*SHORT PROBLEM*.
The listing below should be written out exactly; please include all of it.

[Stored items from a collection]
────

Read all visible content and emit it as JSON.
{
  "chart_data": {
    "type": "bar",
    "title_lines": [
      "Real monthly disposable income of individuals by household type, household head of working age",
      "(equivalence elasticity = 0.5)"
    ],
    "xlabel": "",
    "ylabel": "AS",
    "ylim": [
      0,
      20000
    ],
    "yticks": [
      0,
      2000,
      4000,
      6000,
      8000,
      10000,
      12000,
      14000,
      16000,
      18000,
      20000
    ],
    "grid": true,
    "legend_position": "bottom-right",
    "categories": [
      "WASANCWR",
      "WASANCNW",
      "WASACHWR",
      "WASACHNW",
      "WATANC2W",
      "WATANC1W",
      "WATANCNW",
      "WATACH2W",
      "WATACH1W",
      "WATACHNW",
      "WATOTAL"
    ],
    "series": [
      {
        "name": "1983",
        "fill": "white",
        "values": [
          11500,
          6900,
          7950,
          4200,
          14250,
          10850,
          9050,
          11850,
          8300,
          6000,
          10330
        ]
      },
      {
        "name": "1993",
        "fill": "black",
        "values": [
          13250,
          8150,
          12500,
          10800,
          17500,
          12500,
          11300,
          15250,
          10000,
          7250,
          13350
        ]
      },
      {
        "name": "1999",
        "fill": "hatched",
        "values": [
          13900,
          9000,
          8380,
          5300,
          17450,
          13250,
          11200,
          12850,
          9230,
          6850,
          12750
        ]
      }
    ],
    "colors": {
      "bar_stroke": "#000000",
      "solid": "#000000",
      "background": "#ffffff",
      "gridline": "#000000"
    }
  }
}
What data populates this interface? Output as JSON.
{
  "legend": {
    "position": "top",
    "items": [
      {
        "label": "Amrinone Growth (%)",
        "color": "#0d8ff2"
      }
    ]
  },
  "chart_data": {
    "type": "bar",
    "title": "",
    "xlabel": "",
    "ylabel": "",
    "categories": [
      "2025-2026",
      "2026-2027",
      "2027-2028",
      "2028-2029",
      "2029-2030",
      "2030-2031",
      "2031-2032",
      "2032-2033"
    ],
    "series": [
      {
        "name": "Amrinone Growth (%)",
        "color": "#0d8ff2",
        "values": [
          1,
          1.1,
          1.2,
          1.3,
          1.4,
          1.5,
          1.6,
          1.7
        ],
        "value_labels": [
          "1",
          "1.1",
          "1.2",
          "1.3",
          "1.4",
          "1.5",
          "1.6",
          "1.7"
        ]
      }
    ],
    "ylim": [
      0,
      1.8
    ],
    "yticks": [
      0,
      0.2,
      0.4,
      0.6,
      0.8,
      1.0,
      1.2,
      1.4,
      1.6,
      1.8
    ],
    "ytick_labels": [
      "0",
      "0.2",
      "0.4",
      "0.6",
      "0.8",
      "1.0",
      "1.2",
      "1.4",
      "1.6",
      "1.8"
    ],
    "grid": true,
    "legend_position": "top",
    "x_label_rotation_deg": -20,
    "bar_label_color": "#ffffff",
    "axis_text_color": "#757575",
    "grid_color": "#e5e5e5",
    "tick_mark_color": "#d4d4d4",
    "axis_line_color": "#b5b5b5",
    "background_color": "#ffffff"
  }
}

────

*TASK ANSWER*.
Read all visible content and emit it as JSON.
{
  "chart_data": {
    "type": "bar",
    "title_lines": [
      "Real monthly disposable income of individuals by household type, household head of working age",
      "(equivalence elasticity = 0.5)"
    ],
    "xlabel": "",
    "ylabel": "AS",
    "ylim": [
      0,
      20000
    ],
    "yticks": [
      0,
      2000,
      4000,
      6000,
      8000,
      10000,
      12000,
      14000,
      16000,
      18000,
      20000
    ],
    "grid": true,
    "legend_position": "bottom-right",
    "categories": [
      "WASANCWR",
      "WASANCNW",
      "WASACHWR",
      "WASACHNW",
      "WATANC2W",
      "WATANC1W",
      "WATANCNW",
      "WATACH2W",
      "WATACH1W",
      "WATACHNW",
      "WATOTAL"
    ],
    "series": [
      {
        "name": "1983",
        "fill": "white",
        "values": [
          11500,
          6900,
          7950,
          4200,
          14250,
          10850,
          9050,
          11850,
          8300,
          6000,
          10330
        ]
      },
      {
        "name": "1993",
        "fill": "black",
        "values": [
          13250,
          8150,
          12500,
          10800,
          17500,
          12500,
          11300,
          15250,
          10000,
          7250,
          13350
        ]
      },
      {
        "name": "1999",
        "fill": "hatched",
        "values": [
          13900,
          9000,
          8380,
          5300,
          17450,
          13250,
          11200,
          12850,
          9230,
          6850,
          12750
        ]
      }
    ],
    "colors": {
      "bar_stroke": "#000000",
      "solid": "#000000",
      "background": "#ffffff",
      "gridline": "#000000"
    }
  }
}
What data populates this interface? Output as JSON.
{
  "legend": {
    "position": "top",
    "items": [
      {
        "label": "Amrinone Growth (%)",
        "color": "#0d8ff2"
      }
    ]
  },
  "chart_data": {
    "type": "bar",
    "title": "",
    "xlabel": "",
    "ylabel": "",
    "categories": [
      "2025-2026",
      "2026-2027",
      "2027-2028",
      "2028-2029",
      "2029-2030",
      "2030-2031",
      "2031-2032",
      "2032-2033"
    ],
    "series": [
      {
        "name": "Amrinone Growth (%)",
        "color": "#0d8ff2",
        "values": [
          1,
          1.1,
          1.2,
          1.3,
          1.4,
          1.5,
          1.6,
          1.7
        ],
        "value_labels": [
          "1",
          "1.1",
          "1.2",
          "1.3",
          "1.4",
          "1.5",
          "1.6",
          "1.7"
        ]
      }
    ],
    "ylim": [
      0,
      1.8
    ],
    "yticks": [
      0,
      0.2,
      0.4,
      0.6,
      0.8,
      1.0,
      1.2,
      1.4,
      1.6,
      1.8
    ],
    "ytick_labels": [
      "0",
      "0.2",
      "0.4",
      "0.6",
      "0.8",
      "1.0",
      "1.2",
      "1.4",
      "1.6",
      "1.8"
    ],
    "grid": true,
    "legend_position": "top",
    "x_label_rotation_deg": -20,
    "bar_label_color": "#ffffff",
    "axis_text_color": "#757575",
    "grid_color": "#e5e5e5",
    "tick_mark_color": "#d4d4d4",
    "axis_line_color": "#b5b5b5",
    "background_color": "#ffffff"
  }
}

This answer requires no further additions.